** begin **

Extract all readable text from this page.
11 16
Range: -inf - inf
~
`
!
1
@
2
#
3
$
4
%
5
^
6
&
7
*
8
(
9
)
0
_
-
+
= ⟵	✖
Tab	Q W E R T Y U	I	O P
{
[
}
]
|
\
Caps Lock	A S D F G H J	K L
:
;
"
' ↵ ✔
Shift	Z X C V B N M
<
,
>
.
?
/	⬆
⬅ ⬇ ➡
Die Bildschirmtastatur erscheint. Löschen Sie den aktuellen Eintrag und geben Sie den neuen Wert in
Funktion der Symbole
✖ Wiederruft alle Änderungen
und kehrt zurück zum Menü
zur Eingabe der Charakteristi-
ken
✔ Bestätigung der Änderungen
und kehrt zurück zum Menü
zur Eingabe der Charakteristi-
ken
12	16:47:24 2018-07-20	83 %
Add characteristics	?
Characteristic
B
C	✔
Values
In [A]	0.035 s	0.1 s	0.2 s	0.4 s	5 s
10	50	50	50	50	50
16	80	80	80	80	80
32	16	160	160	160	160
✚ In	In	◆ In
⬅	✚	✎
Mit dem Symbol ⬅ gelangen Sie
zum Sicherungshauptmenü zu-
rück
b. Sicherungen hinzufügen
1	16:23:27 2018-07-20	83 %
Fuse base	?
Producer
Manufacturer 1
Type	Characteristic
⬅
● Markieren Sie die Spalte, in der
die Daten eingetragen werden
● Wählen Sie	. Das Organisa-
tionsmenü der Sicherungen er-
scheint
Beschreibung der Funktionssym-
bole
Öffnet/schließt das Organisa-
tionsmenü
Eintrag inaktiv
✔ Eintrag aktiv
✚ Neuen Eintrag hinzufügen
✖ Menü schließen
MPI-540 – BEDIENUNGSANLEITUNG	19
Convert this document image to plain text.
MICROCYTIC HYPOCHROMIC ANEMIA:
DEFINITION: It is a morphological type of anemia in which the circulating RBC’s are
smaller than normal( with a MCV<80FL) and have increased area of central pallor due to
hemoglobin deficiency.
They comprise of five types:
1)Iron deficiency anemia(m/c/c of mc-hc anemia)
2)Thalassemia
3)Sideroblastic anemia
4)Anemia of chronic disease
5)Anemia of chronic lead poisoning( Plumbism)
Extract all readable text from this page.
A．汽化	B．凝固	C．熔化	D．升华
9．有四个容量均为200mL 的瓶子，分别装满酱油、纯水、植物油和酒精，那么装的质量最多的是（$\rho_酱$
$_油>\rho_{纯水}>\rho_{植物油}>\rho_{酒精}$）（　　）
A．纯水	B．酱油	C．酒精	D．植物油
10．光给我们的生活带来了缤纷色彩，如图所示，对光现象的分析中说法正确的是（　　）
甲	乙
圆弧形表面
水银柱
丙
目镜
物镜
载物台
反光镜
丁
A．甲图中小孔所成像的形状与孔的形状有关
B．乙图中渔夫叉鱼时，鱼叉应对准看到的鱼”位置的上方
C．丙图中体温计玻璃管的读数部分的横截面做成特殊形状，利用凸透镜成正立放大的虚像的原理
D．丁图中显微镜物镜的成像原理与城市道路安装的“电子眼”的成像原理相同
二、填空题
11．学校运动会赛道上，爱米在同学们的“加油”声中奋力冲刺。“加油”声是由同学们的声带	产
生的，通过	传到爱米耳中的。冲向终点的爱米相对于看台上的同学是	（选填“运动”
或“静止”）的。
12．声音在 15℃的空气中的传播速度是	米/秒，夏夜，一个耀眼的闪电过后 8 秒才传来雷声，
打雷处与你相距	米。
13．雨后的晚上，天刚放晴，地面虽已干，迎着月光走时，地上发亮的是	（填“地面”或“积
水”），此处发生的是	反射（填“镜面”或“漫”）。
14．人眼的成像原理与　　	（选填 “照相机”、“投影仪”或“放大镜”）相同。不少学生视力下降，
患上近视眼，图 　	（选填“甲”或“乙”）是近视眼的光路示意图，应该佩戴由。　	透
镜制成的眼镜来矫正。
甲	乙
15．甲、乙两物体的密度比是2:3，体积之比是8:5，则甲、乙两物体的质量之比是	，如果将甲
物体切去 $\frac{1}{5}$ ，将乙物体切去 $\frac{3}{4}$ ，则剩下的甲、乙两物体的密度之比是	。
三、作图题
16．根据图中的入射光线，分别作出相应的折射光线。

** end **

- Short exercise:
Write down all the entries again without a single difference.

- Reply to the exercise:
Extract all readable text from this page.
11 16
Range: -inf - inf
~
`
!
1
@
2
#
3
$
4
%
5
^
6
&
7
*
8
(
9
)
0
_
-
+
= ⟵	✖
Tab	Q W E R T Y U	I	O P
{
[
}
]
|
\
Caps Lock	A S D F G H J	K L
:
;
"
' ↵ ✔
Shift	Z X C V B N M
<
,
>
.
?
/	⬆
⬅ ⬇ ➡
Die Bildschirmtastatur erscheint. Löschen Sie den aktuellen Eintrag und geben Sie den neuen Wert in
Funktion der Symbole
✖ Wiederruft alle Änderungen
und kehrt zurück zum Menü
zur Eingabe der Charakteristi-
ken
✔ Bestätigung der Änderungen
und kehrt zurück zum Menü
zur Eingabe der Charakteristi-
ken
12	16:47:24 2018-07-20	83 %
Add characteristics	?
Characteristic
B
C	✔
Values
In [A]	0.035 s	0.1 s	0.2 s	0.4 s	5 s
10	50	50	50	50	50
16	80	80	80	80	80
32	16	160	160	160	160
✚ In	In	◆ In
⬅	✚	✎
Mit dem Symbol ⬅ gelangen Sie
zum Sicherungshauptmenü zu-
rück
b. Sicherungen hinzufügen
1	16:23:27 2018-07-20	83 %
Fuse base	?
Producer
Manufacturer 1
Type	Characteristic
⬅
● Markieren Sie die Spalte, in der
die Daten eingetragen werden
● Wählen Sie	. Das Organisa-
tionsmenü der Sicherungen er-
scheint
Beschreibung der Funktionssym-
bole
Öffnet/schließt das Organisa-
tionsmenü
Eintrag inaktiv
✔ Eintrag aktiv
✚ Neuen Eintrag hinzufügen
✖ Menü schließen
MPI-540 – BEDIENUNGSANLEITUNG	19
Convert this document image to plain text.
MICROCYTIC HYPOCHROMIC ANEMIA:
DEFINITION: It is a morphological type of anemia in which the circulating RBC’s are
smaller than normal( with a MCV<80FL) and have increased area of central pallor due to
hemoglobin deficiency.
They comprise of five types:
1)Iron deficiency anemia(m/c/c of mc-hc anemia)
2)Thalassemia
3)Sideroblastic anemia
4)Anemia of chronic disease
5)Anemia of chronic lead poisoning( Plumbism)
Extract all readable text from this page.
A．汽化	B．凝固	C．熔化	D．升华
9．有四个容量均为200mL 的瓶子，分别装满酱油、纯水、植物油和酒精，那么装的质量最多的是（$\rho_酱$
$_油>\rho_{纯水}>\rho_{植物油}>\rho_{酒精}$）（　　）
A．纯水	B．酱油	C．酒精	D．植物油
10．光给我们的生活带来了缤纷色彩，如图所示，对光现象的分析中说法正确的是（　　）
甲	乙
圆弧形表面
水银柱
丙
目镜
物镜
载物台
反光镜
丁
A．甲图中小孔所成像的形状与孔的形状有关
B．乙图中渔夫叉鱼时，鱼叉应对准看到的鱼”位置的上方
C．丙图中体温计玻璃管的读数部分的横截面做成特殊形状，利用凸透镜成正立放大的虚像的原理
D．丁图中显微镜物镜的成像原理与城市道路安装的“电子眼”的成像原理相同
二、填空题
11．学校运动会赛道上，爱米在同学们的“加油”声中奋力冲刺。“加油”声是由同学们的声带	产
生的，通过	传到爱米耳中的。冲向终点的爱米相对于看台上的同学是	（选填“运动”
或“静止”）的。
12．声音在 15℃的空气中的传播速度是	米/秒，夏夜，一个耀眼的闪电过后 8 秒才传来雷声，
打雷处与你相距	米。
13．雨后的晚上，天刚放晴，地面虽已干，迎着月光走时，地上发亮的是	（填“地面”或“积
水”），此处发生的是	反射（填“镜面”或“漫”）。
14．人眼的成像原理与　　	（选填 “照相机”、“投影仪”或“放大镜”）相同。不少学生视力下降，
患上近视眼，图 　	（选填“甲”或“乙”）是近视眼的光路示意图，应该佩戴由。　	透
镜制成的眼镜来矫正。
甲	乙
15．甲、乙两物体的密度比是2:3，体积之比是8:5，则甲、乙两物体的质量之比是	，如果将甲
物体切去 $\frac{1}{5}$ ，将乙物体切去 $\frac{3}{4}$ ，则剩下的甲、乙两物体的密度之比是	。
三、作图题
16．根据图中的入射光线，分别作出相应的折射光线。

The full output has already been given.